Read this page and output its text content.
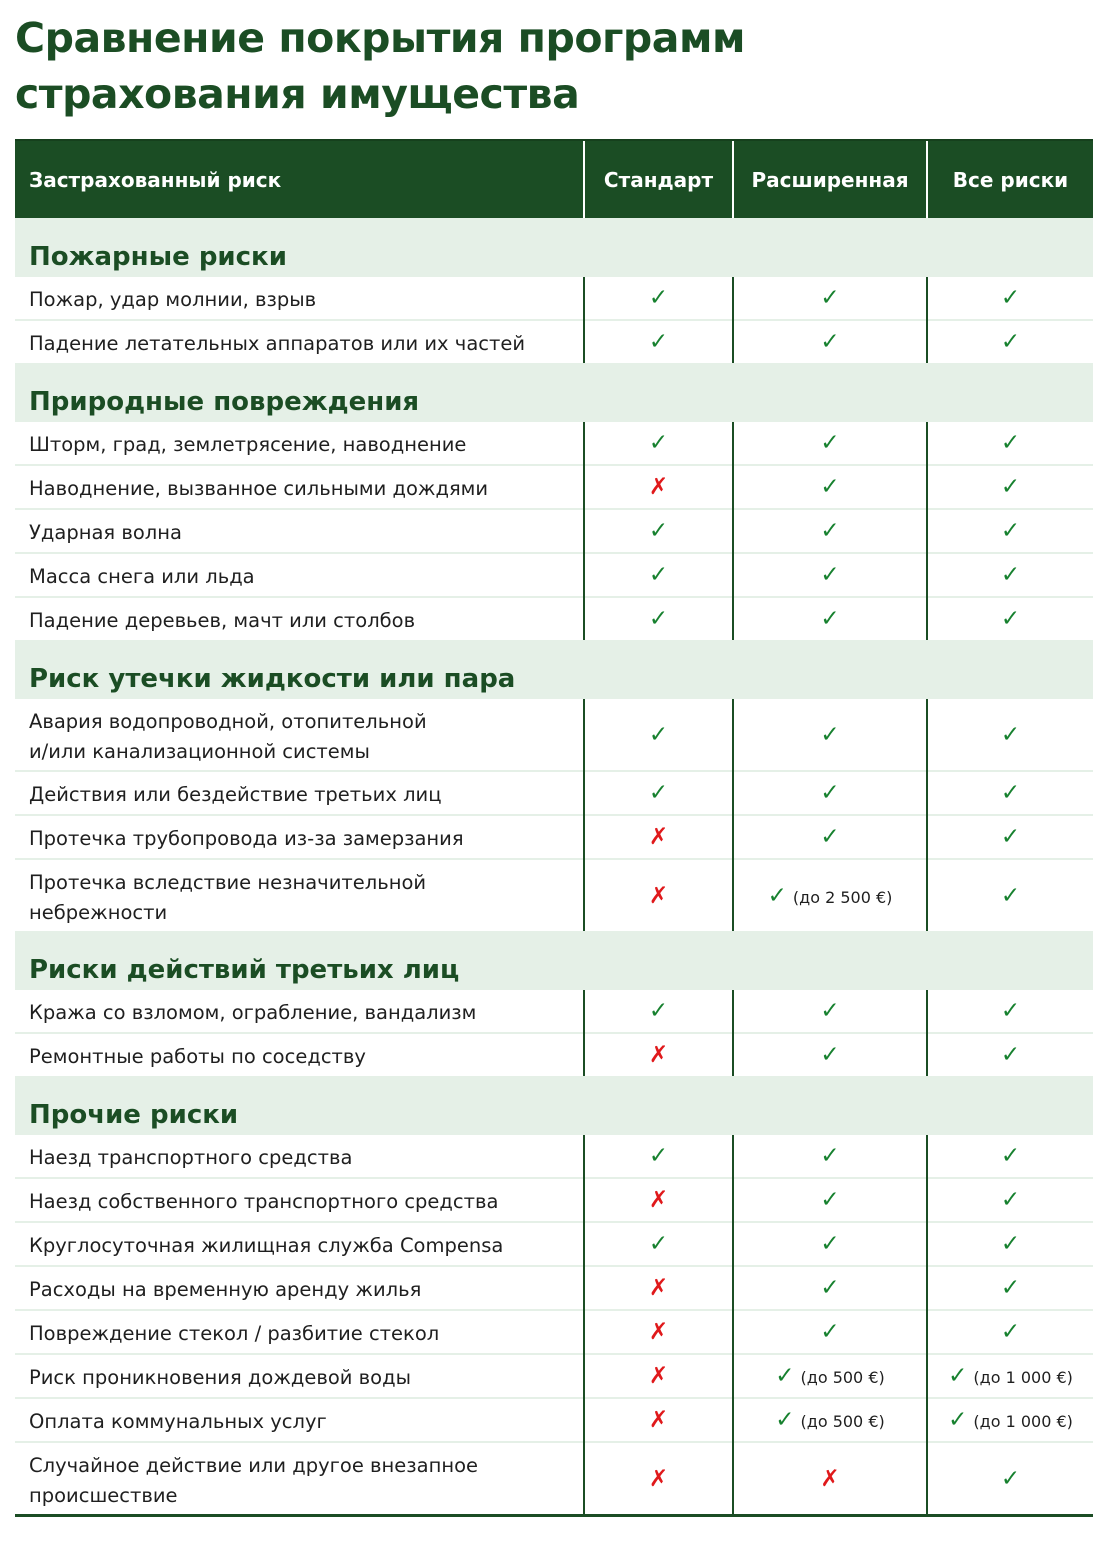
Сравнение покрытия программ
страхования имущества
Застрахованный риск	Стандарт	Расширенная	Все риски

Пожарные риски			

Пожар, удар молнии, взрыв	✓	✓	✓

Падение летательных аппаратов или их частей	✓	✓	✓

Природные повреждения			

Шторм, град, землетрясение, наводнение	✓	✓	✓

Наводнение, вызванное сильными дождями	✗	✓	✓

Ударная волна	✓	✓	✓

Масса снега или льда	✓	✓	✓

Падение деревьев, мачт или столбов	✓	✓	✓

Риск утечки жидкости или пара			

Авария водопроводной, отопительной
и/или канализационной системы	✓	✓	✓

Действия или бездействие третьих лиц	✓	✓	✓

Протечка трубопровода из-за замерзания	✗	✓	✓

Протечка вследствие незначительной
небрежности	✗	✓ (до 2 500 €)	✓

Риски действий третьих лиц			

Кража со взломом, ограбление, вандализм	✓	✓	✓

Ремонтные работы по соседству	✗	✓	✓

Прочие риски			

Наезд транспортного средства	✓	✓	✓

Наезд собственного транспортного средства	✗	✓	✓

Круглосуточная жилищная служба Compensa	✓	✓	✓

Расходы на временную аренду жилья	✗	✓	✓

Повреждение стекол / разбитие стекол	✗	✓	✓

Риск проникновения дождевой воды	✗	✓ (до 500 €)	✓ (до 1 000 €)

Оплата коммунальных услуг	✗	✓ (до 500 €)	✓ (до 1 000 €)

Случайное действие или другое внезапное
происшествие	✗	✗	✓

+---+

▶ YOUR INSTRUCTIONS:
From the data above, pick out each line containing "транспортного" and copy it.

▶ TASK SOLUTION:
Наезд транспортного средства	✓	✓	✓
Наезд собственного транспортного средства	✗	✓	✓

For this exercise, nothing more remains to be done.